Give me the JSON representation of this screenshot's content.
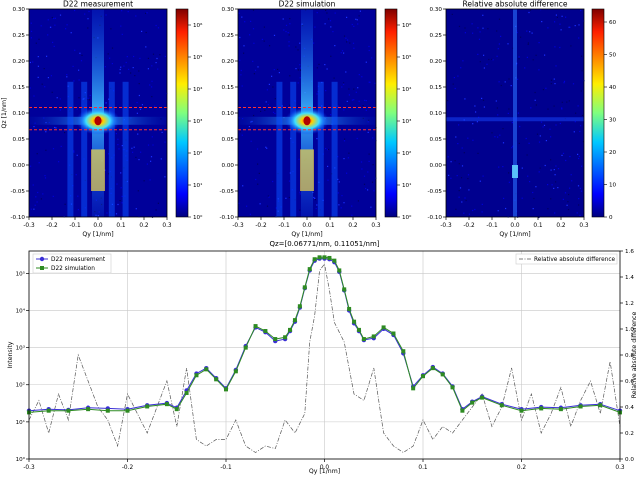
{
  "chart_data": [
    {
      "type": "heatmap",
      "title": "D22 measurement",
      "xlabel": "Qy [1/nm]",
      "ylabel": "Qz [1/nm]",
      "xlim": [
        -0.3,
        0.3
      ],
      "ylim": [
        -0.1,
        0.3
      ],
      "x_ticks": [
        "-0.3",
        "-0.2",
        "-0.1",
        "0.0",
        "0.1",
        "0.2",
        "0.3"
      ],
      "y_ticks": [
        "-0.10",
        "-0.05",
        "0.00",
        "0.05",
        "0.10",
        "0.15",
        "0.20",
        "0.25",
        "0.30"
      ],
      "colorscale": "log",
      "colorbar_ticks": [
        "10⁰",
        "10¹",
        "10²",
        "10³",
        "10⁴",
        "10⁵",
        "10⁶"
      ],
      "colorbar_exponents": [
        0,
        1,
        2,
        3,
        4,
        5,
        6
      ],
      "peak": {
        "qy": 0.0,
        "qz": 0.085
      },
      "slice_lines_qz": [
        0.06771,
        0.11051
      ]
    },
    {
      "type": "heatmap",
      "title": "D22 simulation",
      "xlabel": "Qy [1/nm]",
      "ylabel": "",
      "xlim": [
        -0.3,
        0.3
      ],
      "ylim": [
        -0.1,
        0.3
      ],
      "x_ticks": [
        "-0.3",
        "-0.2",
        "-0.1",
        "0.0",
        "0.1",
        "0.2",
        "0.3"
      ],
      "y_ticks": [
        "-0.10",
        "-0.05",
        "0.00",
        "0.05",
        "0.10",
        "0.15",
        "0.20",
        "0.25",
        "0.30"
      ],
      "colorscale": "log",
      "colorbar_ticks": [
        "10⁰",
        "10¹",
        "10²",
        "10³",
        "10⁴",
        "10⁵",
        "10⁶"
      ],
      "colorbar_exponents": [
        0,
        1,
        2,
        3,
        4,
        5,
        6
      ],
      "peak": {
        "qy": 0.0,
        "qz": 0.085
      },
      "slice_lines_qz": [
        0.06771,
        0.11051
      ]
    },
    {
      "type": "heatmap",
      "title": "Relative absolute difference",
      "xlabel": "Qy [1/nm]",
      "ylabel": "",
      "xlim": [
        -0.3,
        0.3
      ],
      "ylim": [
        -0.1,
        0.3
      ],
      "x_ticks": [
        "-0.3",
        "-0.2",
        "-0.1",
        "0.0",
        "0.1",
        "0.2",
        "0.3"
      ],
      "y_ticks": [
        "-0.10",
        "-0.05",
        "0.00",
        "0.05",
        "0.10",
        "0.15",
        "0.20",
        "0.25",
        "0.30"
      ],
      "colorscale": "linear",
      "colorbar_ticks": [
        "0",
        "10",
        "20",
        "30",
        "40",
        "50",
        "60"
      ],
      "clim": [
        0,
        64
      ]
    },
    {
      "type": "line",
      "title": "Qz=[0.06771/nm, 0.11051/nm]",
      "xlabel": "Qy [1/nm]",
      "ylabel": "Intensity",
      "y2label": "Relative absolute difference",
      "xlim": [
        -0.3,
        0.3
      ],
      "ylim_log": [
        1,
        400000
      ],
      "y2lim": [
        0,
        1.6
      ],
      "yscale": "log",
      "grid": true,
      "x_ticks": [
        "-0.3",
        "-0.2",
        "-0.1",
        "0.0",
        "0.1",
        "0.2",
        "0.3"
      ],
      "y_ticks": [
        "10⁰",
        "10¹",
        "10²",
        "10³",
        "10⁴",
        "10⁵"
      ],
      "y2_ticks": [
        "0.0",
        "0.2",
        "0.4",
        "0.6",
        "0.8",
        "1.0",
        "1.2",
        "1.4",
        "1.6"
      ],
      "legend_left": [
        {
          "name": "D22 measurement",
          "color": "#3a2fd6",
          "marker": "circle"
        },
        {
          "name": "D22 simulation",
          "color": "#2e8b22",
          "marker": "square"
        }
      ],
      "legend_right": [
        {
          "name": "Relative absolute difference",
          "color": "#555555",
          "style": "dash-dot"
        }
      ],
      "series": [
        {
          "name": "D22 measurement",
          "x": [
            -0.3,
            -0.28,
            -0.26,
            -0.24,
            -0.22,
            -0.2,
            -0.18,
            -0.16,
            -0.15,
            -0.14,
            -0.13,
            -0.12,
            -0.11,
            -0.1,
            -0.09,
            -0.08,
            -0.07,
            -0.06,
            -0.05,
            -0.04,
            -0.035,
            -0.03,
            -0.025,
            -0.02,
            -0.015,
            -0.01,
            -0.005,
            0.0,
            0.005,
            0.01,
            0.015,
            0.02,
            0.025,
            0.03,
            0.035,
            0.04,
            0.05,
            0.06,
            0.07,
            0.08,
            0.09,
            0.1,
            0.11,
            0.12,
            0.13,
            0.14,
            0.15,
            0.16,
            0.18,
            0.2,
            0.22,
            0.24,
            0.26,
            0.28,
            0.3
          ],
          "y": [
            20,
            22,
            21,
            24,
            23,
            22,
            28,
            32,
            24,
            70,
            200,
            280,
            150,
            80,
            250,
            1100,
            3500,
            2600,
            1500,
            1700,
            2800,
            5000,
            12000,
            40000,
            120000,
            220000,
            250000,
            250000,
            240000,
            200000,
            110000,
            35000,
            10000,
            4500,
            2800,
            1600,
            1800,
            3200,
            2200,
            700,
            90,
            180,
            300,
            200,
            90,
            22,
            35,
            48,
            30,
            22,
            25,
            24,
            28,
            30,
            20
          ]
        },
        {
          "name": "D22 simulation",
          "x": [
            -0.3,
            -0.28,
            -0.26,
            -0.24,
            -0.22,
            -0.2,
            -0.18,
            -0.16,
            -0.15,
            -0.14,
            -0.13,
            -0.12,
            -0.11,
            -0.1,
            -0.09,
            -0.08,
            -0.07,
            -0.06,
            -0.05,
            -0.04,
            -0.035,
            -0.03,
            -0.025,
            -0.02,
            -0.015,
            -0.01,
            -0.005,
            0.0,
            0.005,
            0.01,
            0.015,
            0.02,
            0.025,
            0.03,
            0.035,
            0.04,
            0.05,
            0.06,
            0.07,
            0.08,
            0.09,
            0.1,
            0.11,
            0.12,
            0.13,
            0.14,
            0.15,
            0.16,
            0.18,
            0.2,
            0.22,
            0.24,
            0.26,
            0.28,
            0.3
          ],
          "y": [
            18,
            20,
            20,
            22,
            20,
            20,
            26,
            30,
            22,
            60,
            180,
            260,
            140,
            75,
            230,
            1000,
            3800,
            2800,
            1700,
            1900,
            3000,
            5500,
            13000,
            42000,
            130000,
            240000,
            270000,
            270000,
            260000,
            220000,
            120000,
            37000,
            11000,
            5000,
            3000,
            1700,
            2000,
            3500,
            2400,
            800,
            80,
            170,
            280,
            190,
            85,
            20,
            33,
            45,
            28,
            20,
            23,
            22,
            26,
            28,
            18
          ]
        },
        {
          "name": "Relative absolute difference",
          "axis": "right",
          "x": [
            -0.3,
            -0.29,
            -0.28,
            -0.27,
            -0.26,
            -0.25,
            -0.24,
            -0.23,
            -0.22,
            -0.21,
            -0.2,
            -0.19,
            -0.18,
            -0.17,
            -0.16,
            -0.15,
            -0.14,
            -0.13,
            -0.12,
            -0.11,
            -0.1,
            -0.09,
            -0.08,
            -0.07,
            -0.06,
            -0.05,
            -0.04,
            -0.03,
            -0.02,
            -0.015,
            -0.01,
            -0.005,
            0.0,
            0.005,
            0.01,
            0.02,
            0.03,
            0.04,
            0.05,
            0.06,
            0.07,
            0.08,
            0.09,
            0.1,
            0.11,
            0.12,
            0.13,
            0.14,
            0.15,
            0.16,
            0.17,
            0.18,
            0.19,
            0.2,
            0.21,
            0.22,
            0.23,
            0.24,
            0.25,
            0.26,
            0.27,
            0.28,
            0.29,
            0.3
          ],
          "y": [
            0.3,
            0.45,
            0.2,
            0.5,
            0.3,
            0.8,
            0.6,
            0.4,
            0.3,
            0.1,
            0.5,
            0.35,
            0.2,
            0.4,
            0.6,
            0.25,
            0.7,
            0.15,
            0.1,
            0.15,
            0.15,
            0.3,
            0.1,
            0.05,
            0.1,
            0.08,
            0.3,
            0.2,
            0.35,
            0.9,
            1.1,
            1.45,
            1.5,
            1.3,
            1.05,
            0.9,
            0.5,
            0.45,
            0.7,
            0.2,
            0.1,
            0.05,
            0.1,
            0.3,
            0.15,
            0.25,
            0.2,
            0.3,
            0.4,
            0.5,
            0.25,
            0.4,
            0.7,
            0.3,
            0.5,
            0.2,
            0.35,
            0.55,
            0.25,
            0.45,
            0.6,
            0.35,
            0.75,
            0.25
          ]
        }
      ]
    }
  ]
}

■ ■ ■ ■ ■

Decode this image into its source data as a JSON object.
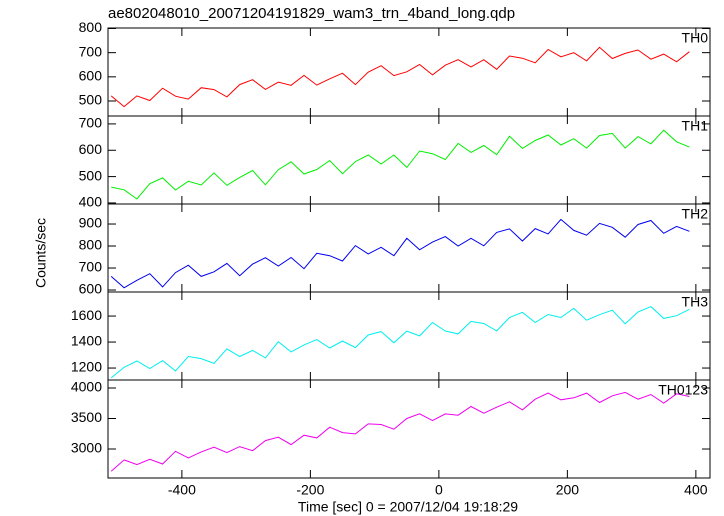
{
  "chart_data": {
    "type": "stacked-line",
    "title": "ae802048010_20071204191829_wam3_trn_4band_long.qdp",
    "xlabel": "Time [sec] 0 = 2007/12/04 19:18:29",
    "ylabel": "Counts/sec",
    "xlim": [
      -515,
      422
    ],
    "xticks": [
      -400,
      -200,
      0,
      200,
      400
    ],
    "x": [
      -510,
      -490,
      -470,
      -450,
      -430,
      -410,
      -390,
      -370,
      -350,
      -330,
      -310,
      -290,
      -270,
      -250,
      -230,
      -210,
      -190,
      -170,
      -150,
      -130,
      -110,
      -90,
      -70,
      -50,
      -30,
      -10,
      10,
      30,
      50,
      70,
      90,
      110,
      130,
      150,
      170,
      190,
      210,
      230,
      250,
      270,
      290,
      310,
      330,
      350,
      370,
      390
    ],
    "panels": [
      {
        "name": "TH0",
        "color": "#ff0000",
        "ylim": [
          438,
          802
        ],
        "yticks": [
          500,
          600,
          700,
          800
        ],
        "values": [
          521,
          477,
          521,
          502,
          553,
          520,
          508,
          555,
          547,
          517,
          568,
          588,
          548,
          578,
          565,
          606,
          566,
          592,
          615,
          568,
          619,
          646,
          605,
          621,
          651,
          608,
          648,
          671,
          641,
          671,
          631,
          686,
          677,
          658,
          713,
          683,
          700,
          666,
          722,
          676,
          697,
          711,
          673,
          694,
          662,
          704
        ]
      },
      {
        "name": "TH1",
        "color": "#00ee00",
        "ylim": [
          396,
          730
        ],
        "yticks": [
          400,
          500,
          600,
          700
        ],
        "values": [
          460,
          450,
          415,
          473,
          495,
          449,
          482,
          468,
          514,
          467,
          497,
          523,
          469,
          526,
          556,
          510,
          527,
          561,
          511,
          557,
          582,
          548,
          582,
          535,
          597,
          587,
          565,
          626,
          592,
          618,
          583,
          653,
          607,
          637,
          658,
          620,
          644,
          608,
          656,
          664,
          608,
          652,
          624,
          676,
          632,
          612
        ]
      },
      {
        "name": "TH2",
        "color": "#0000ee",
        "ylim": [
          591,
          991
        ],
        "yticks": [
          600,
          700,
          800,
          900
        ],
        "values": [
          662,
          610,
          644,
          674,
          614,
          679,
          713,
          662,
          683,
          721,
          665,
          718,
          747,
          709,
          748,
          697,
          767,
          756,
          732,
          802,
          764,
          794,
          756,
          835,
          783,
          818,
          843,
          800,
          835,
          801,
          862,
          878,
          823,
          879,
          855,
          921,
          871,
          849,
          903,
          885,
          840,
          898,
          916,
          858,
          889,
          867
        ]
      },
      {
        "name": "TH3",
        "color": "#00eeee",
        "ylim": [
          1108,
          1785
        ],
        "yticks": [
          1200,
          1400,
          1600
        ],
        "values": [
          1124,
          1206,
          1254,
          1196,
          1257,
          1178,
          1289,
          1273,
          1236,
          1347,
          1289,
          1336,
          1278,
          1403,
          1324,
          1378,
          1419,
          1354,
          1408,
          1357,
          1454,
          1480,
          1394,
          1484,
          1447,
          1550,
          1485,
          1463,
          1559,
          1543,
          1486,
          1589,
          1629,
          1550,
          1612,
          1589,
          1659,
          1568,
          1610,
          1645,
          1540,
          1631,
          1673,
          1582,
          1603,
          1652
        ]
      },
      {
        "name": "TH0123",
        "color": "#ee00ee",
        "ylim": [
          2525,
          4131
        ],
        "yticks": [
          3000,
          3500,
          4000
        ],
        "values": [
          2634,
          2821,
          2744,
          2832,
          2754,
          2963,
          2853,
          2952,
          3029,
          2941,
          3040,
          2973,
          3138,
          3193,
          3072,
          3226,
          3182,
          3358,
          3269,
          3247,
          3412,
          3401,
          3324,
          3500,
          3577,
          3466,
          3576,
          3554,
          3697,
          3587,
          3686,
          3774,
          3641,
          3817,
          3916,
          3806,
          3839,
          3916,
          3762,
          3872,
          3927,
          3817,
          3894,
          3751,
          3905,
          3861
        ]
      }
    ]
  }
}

■ ■ ■ ■ ■

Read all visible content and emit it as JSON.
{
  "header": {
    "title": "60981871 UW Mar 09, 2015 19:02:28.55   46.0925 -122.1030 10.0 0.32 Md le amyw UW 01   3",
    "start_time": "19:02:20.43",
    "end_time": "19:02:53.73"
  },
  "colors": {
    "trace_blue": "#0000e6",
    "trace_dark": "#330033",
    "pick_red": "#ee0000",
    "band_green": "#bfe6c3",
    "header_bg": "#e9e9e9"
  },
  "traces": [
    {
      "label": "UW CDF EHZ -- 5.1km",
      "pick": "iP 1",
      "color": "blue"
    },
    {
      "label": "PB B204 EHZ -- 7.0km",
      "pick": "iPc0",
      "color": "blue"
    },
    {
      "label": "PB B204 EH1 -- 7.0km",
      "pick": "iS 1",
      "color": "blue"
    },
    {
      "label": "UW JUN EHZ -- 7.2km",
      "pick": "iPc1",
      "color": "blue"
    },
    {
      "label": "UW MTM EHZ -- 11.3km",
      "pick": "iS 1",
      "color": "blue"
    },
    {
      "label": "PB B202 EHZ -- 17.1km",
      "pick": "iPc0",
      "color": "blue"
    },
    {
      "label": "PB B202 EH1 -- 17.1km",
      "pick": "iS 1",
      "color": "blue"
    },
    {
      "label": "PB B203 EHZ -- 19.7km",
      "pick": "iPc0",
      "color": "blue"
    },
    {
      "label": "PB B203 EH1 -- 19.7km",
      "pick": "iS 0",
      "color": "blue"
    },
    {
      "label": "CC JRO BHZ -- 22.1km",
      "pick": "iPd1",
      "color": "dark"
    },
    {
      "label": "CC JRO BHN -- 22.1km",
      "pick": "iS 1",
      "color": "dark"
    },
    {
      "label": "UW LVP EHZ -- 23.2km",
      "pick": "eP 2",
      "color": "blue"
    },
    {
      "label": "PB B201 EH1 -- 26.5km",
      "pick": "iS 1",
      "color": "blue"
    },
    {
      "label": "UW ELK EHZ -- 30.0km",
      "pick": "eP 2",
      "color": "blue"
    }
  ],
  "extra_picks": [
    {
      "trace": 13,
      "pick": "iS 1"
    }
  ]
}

■ ■ ■ ■ ■

- PROBLEM TO WORK ON
Wherever the word "title" occurs in a line of the listing, copy that line.

- SOLUTION FOR THIS EXERCISE
      "title": "D22 measurement",
      "title": "D22 simulation",
      "title": "Relative absolute difference",
      "title": "Qz=[0.06771/nm, 0.11051/nm]",
    "title": "ae802048010_20071204191829_wam3_trn_4band_long.qdp",
    "title": "60981871 UW Mar 09, 2015 19:02:28.55   46.0925 -122.1030 10.0 0.32 Md le amyw UW 01   3",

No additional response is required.